(Dataset items)
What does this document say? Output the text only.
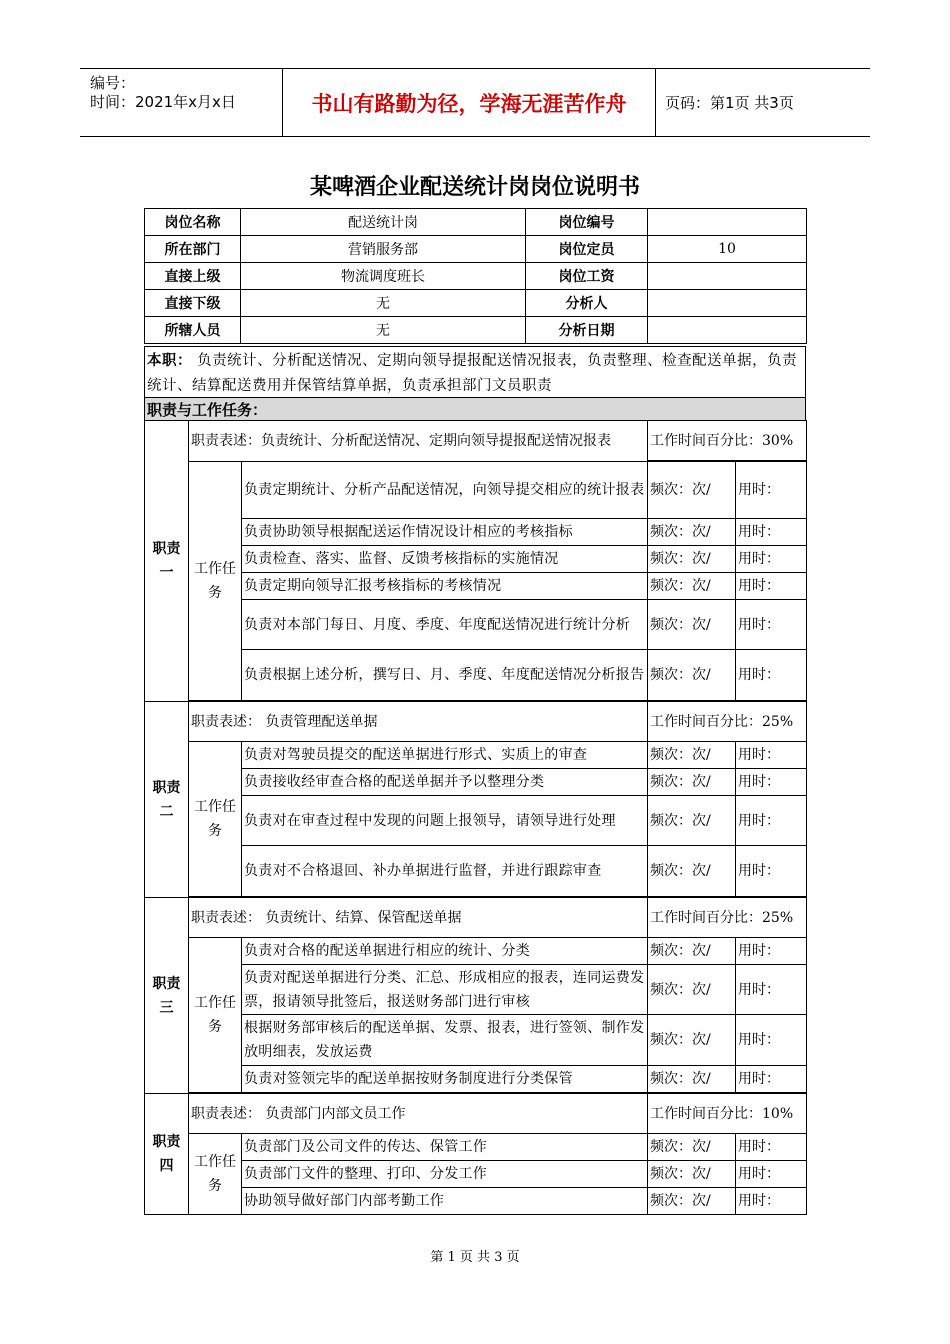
编号：
时间：2021年x月x日	书山有路勤为径，学海无涯苦作舟	页码：第1页 共3页
某啤酒企业配送统计岗岗位说明书
岗位名称	配送统计岗	岗位编号	
所在部门	营销服务部	岗位定员	10
直接上级	物流调度班长	岗位工资	
直接下级	无	分析人	
所辖人员	无	分析日期	
本职： 负责统计、分析配送情况、定期向领导提报配送情况报表，负责整理、检查配送单据，负责统计、结算配送费用并保管结算单据，负责承担部门文员职责
职责与工作任务：
职责一	职责表述：负责统计、分析配送情况、定期向领导提报配送情况报表		工作时间百分比：30%	

	工作任务	负责定期统计、分析产品配送情况，向领导提交相应的统计报表	频次：次/	用时：
		负责协助领导根据配送运作情况设计相应的考核指标	频次：次/	用时：
		负责检查、落实、监督、反馈考核指标的实施情况	频次：次/	用时：
		负责定期向领导汇报考核指标的考核情况	频次：次/	用时：
		负责对本部门每日、月度、季度、年度配送情况进行统计分析	频次：次/	用时：
		负责根据上述分析，撰写日、月、季度、年度配送情况分析报告	频次：次/	用时：

职责二	职责表述： 负责管理配送单据		工作时间百分比：25%	
	工作任务	负责对驾驶员提交的配送单据进行形式、实质上的审查	频次：次/	用时：
		负责接收经审查合格的配送单据并予以整理分类	频次：次/	用时：
		负责对在审查过程中发现的问题上报领导，请领导进行处理	频次：次/	用时：
		负责对不合格退回、补办单据进行监督，并进行跟踪审查	频次：次/	用时：

职责三	职责表述： 负责统计、结算、保管配送单据		工作时间百分比：25%	
	工作任务	负责对合格的配送单据进行相应的统计、分类	频次：次/	用时：
		负责对配送单据进行分类、汇总、形成相应的报表，连同运费发票，报请领导批签后，报送财务部门进行审核	频次：次/	用时：
		根据财务部审核后的配送单据、发票、报表，进行签领、制作发放明细表，发放运费	频次：次/	用时：
		负责对签领完毕的配送单据按财务制度进行分类保管	频次：次/	用时：

职责四	职责表述： 负责部门内部文员工作		工作时间百分比：10%	
	工作任务	负责部门及公司文件的传达、保管工作	频次：次/	用时：
		负责部门文件的整理、打印、分发工作	频次：次/	用时：
		协助领导做好部门内部考勤工作	频次：次/	用时：
第 1 页 共 3 页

EXERCISE PROMPT:
Extract each line holding the word "定期向领导提报配送情况报表" from the records.

OUTPUT BELOW:
本职： 负责统计、分析配送情况、定期向领导提报配送情况报表，负责整理、检查配送单据，负责统计、结算配送费用并保管结算单据，负责承担部门文员职责
职责一	职责表述：负责统计、分析配送情况、定期向领导提报配送情况报表		工作时间百分比：30%	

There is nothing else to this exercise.